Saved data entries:
********

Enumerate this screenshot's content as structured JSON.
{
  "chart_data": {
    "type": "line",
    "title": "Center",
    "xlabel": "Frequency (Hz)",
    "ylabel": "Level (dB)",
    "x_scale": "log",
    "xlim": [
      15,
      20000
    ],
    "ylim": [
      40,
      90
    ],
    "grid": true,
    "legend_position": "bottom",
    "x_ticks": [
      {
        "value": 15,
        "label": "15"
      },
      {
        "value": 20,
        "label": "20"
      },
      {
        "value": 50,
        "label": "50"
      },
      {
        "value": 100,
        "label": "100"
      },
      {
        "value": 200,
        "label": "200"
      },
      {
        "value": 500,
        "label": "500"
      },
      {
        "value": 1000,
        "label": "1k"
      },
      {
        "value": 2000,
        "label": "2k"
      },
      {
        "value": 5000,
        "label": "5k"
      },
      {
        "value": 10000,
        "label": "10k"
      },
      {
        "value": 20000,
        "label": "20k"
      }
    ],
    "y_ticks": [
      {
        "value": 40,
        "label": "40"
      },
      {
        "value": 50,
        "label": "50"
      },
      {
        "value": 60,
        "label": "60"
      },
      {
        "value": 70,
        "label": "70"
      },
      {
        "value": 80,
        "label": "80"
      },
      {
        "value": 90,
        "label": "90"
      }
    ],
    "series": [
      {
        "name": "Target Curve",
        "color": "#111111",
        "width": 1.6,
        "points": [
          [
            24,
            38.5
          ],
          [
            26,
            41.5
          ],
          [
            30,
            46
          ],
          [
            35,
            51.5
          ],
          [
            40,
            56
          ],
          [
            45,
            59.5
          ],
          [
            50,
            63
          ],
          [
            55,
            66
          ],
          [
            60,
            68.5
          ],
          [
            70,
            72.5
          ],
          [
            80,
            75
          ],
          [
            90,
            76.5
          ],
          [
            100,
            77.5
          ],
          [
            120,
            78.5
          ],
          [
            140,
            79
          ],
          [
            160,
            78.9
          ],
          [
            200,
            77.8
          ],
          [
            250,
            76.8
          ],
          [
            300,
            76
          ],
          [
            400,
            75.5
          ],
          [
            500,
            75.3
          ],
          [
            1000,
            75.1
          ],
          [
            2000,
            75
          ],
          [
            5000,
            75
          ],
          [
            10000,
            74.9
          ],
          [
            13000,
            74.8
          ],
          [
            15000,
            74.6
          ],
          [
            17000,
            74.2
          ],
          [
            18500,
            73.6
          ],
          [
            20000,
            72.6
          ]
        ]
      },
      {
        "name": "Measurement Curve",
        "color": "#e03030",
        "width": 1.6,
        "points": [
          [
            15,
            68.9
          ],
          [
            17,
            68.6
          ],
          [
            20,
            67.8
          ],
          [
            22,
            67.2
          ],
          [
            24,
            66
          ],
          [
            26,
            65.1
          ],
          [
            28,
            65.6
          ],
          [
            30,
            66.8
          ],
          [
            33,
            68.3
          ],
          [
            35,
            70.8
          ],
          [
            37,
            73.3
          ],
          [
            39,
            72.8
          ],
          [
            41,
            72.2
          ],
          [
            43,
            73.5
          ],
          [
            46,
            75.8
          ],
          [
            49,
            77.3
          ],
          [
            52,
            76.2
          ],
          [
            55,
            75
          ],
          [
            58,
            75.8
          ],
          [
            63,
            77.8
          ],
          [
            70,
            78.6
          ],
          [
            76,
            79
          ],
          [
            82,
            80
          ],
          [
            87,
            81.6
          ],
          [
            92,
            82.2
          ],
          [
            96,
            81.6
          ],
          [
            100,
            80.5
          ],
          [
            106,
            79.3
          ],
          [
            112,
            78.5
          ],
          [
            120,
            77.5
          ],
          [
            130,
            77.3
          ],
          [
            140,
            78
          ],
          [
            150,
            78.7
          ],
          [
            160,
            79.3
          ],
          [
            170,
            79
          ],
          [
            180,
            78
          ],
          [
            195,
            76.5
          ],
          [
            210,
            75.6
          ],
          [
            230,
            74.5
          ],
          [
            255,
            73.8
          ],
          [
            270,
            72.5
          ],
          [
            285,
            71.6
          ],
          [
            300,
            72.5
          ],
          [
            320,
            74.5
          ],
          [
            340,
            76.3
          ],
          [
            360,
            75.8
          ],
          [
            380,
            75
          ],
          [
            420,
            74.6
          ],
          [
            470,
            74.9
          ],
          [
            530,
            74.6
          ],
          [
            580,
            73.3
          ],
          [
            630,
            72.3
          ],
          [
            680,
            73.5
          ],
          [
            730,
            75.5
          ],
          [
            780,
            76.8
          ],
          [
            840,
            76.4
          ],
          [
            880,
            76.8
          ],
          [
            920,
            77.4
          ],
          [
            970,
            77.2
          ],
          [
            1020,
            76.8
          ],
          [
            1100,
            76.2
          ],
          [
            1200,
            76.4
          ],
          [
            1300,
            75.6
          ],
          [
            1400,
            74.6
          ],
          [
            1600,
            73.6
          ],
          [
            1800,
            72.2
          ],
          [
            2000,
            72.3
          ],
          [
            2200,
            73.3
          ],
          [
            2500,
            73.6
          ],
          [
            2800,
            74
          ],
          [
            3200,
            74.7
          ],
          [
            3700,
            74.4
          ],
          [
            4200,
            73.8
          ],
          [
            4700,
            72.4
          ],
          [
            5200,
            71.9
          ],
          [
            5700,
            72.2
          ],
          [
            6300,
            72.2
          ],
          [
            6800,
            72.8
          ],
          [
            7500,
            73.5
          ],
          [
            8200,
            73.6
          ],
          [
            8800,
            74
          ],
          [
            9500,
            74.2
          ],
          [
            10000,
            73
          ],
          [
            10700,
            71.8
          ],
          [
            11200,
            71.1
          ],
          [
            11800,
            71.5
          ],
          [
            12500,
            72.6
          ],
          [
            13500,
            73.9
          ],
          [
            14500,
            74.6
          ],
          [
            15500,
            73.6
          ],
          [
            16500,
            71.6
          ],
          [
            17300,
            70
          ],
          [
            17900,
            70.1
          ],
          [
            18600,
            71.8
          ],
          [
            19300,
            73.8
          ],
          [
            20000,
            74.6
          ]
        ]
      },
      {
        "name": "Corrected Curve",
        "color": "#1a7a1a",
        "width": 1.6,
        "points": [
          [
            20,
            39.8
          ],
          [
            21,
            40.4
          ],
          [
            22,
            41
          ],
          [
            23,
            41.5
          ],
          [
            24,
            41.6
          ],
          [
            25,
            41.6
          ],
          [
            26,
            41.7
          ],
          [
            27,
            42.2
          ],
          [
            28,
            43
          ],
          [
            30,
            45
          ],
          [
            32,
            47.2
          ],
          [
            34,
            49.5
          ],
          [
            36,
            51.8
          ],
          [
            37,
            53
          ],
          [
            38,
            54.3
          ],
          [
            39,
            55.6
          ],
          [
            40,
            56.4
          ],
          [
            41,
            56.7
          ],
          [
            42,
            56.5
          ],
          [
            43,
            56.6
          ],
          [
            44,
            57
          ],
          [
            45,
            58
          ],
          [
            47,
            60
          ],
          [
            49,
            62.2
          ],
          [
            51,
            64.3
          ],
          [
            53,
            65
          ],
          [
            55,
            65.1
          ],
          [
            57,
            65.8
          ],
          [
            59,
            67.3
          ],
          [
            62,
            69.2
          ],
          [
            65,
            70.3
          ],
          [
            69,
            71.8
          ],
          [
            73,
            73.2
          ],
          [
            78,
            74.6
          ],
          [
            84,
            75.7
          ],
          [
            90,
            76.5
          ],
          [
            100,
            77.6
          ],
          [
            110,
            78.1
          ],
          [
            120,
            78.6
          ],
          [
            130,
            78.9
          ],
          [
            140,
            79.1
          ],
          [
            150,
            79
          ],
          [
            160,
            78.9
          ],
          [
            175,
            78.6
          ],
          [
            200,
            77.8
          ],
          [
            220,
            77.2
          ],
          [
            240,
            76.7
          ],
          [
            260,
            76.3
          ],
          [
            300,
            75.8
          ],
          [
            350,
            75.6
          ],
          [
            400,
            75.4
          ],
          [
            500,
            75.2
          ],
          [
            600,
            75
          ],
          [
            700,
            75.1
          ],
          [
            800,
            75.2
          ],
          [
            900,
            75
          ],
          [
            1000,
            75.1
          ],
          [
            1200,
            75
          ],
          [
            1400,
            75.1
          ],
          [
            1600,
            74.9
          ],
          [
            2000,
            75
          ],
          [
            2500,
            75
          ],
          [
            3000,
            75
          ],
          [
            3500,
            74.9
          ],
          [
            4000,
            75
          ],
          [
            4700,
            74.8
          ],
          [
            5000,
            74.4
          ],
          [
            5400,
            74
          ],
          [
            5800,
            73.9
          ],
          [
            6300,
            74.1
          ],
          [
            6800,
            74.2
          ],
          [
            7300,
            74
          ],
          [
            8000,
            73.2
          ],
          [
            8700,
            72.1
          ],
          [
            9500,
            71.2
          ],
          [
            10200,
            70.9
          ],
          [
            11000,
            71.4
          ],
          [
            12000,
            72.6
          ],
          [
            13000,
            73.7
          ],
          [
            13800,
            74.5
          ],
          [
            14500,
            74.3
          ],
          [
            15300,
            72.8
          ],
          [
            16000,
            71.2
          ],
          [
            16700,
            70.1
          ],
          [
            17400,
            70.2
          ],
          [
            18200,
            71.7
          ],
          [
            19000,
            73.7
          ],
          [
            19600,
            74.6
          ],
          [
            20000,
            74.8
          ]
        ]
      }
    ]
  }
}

********

*Short task*: Show all lines in the entries above where the word "name" appears.

*Completed task*:
        "name": "Target Curve",
        "name": "Measurement Curve",
        "name": "Corrected Curve",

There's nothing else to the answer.